SUPPLIED INFORMATION:
______
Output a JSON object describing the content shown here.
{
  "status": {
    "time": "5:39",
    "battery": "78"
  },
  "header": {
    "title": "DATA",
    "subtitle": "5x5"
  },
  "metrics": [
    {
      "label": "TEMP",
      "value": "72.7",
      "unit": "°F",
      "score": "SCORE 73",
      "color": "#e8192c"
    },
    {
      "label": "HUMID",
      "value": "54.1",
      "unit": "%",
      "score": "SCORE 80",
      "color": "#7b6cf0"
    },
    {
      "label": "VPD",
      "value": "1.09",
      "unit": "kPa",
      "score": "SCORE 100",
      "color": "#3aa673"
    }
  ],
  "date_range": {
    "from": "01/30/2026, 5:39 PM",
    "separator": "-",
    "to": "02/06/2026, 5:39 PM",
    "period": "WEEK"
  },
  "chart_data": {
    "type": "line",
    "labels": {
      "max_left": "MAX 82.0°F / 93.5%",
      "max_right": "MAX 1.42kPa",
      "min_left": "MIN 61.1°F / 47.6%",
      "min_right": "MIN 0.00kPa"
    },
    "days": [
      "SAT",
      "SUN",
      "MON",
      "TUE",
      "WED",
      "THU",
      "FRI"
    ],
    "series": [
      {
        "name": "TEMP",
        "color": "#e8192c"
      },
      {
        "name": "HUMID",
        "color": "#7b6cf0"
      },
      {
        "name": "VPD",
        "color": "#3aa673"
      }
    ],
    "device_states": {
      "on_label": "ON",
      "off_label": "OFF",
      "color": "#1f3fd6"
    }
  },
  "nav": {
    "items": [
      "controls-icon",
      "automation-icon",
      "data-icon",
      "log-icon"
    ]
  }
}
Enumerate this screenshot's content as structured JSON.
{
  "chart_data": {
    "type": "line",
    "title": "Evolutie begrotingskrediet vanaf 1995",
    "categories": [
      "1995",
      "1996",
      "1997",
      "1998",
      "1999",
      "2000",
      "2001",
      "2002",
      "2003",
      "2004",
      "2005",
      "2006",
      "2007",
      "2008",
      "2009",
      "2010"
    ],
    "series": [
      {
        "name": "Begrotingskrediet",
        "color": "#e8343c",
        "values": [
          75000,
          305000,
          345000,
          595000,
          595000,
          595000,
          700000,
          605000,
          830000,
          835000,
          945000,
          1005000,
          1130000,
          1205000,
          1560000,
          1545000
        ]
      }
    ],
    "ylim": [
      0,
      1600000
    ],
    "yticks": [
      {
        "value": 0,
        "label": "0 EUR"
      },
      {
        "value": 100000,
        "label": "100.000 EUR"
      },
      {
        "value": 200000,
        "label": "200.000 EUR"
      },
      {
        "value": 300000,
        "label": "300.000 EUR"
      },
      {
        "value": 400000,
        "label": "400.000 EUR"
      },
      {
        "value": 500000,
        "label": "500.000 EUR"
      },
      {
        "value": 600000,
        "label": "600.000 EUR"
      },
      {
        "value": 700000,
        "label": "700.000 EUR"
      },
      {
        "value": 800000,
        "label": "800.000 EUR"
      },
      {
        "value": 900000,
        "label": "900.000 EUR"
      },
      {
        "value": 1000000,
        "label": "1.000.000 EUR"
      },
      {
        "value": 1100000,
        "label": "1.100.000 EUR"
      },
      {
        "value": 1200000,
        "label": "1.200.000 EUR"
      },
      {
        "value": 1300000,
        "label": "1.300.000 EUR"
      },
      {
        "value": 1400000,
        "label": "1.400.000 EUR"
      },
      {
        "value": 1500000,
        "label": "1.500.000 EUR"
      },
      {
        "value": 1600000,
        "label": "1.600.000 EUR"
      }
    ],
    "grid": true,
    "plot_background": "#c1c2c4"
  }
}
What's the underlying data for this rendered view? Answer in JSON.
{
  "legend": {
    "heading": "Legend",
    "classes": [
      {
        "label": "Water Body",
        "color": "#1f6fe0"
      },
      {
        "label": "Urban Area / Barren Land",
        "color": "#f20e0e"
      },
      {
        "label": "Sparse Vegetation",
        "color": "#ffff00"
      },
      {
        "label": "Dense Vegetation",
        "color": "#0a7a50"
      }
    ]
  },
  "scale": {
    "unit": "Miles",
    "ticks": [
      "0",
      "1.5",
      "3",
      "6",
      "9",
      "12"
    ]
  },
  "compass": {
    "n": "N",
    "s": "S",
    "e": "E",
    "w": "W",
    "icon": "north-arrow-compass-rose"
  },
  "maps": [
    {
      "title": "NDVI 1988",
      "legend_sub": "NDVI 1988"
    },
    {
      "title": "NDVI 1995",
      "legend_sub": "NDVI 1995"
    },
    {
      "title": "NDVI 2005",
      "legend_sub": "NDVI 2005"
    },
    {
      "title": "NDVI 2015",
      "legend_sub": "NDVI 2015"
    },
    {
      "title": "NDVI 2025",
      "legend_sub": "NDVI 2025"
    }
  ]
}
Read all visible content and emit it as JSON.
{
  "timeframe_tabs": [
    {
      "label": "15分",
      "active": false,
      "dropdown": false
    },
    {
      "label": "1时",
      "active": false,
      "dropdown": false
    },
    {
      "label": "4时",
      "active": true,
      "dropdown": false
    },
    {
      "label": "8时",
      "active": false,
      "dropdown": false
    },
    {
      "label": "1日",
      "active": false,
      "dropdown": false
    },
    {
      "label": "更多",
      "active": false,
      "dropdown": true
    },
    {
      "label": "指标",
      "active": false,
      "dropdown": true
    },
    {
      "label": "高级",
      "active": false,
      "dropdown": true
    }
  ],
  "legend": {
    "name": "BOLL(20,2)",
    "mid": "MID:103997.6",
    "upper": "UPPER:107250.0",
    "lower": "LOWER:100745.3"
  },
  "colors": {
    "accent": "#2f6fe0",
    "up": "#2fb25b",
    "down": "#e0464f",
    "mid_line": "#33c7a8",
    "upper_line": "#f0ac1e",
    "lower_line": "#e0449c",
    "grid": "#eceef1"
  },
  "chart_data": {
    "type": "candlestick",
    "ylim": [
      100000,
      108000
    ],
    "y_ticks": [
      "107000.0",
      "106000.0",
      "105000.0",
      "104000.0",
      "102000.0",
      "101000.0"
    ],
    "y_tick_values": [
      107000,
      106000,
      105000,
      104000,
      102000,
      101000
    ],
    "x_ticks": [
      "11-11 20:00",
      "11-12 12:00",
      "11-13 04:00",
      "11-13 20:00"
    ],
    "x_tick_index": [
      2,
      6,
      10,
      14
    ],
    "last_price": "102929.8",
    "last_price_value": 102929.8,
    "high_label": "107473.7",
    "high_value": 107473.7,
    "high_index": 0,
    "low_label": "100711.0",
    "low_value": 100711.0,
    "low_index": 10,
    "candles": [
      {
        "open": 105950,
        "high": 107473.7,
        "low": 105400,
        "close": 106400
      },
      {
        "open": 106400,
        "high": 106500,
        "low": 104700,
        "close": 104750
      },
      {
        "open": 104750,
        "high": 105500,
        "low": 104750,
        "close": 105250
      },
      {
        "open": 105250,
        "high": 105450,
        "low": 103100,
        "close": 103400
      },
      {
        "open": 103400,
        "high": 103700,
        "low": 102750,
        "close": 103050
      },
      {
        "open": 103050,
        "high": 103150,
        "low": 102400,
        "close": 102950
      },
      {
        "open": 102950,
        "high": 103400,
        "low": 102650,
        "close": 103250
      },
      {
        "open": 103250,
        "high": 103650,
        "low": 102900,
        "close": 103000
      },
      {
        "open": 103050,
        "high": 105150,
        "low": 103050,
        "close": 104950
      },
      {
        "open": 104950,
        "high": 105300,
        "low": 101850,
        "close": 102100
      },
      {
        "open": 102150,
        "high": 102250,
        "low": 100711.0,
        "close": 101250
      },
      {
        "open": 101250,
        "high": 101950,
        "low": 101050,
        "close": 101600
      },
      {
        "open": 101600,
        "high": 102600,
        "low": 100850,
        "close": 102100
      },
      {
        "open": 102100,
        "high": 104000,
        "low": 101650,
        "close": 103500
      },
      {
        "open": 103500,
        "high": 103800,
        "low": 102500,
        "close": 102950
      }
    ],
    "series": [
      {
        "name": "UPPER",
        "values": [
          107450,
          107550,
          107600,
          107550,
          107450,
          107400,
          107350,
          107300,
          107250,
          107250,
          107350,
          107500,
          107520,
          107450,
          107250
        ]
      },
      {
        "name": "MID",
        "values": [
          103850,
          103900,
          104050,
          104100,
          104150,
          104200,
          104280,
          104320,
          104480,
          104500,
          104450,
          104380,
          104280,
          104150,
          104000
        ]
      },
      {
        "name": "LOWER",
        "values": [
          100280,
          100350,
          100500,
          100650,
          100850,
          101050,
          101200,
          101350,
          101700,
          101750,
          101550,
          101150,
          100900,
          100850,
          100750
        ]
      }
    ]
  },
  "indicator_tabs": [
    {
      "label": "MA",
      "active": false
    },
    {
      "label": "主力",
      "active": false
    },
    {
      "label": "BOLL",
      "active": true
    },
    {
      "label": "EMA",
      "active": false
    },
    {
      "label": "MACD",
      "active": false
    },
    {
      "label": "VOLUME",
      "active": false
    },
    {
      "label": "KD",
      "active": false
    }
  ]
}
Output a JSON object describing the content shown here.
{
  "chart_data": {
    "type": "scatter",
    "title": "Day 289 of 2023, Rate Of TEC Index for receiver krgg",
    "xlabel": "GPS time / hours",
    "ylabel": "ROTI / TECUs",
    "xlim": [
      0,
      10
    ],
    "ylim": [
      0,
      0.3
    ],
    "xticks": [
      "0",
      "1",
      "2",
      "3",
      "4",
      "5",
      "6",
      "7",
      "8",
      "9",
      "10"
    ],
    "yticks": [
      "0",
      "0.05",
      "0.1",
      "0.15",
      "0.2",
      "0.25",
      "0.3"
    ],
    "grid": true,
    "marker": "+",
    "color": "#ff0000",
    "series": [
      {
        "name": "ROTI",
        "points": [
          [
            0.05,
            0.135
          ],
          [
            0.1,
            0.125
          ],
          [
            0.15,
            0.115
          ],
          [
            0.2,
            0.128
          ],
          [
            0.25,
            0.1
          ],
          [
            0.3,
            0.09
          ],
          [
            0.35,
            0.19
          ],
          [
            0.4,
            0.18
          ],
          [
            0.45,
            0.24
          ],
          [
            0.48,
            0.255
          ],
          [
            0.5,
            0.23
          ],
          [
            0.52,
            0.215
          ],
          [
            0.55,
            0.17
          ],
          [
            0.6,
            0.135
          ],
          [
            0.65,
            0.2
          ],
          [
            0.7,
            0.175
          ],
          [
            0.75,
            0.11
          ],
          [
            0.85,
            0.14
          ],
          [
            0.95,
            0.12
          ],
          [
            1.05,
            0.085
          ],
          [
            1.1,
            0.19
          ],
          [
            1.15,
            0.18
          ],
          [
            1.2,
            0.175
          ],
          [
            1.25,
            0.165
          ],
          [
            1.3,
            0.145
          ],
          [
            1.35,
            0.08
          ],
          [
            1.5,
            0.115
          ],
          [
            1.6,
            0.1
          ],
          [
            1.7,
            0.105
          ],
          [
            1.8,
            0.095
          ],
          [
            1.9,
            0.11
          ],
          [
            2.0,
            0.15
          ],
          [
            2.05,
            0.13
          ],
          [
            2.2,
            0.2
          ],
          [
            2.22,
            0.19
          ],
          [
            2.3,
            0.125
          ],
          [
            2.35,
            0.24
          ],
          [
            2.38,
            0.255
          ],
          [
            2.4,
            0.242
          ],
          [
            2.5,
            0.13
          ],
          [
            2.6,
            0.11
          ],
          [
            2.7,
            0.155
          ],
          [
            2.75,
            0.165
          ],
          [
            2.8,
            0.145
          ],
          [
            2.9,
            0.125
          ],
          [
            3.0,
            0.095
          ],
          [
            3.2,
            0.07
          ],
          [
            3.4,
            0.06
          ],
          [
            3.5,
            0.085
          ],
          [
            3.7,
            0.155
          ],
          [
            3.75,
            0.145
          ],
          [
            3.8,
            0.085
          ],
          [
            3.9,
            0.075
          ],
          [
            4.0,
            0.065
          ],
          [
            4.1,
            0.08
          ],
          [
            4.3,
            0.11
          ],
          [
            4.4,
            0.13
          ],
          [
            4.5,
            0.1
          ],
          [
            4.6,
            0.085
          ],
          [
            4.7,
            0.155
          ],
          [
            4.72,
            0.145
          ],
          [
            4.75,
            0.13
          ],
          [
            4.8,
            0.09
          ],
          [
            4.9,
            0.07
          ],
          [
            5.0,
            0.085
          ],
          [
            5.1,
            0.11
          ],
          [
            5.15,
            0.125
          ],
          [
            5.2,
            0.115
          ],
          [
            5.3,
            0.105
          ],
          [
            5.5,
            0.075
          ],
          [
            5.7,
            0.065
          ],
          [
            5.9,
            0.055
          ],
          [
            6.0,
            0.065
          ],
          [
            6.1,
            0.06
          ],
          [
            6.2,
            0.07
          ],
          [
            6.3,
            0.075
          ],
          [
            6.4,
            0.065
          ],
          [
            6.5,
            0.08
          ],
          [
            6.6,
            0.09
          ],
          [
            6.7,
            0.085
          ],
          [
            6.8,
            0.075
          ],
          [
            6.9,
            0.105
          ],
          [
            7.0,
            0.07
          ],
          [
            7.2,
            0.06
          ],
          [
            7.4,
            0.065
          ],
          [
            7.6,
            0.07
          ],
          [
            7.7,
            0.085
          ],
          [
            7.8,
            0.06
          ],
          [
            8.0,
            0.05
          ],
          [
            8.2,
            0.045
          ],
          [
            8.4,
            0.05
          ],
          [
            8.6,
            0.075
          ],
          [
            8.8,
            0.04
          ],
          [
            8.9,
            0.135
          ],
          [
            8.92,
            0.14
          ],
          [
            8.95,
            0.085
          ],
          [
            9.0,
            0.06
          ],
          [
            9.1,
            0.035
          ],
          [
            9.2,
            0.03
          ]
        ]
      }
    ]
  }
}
______
TASK BRIEF:
Lines that hold the word "this" are the ones to return, every one of them.

FULL RESPONSE:
Enumerate this screenshot's content as structured JSON.
What's the underlying data for this rendered view? Answer in JSON.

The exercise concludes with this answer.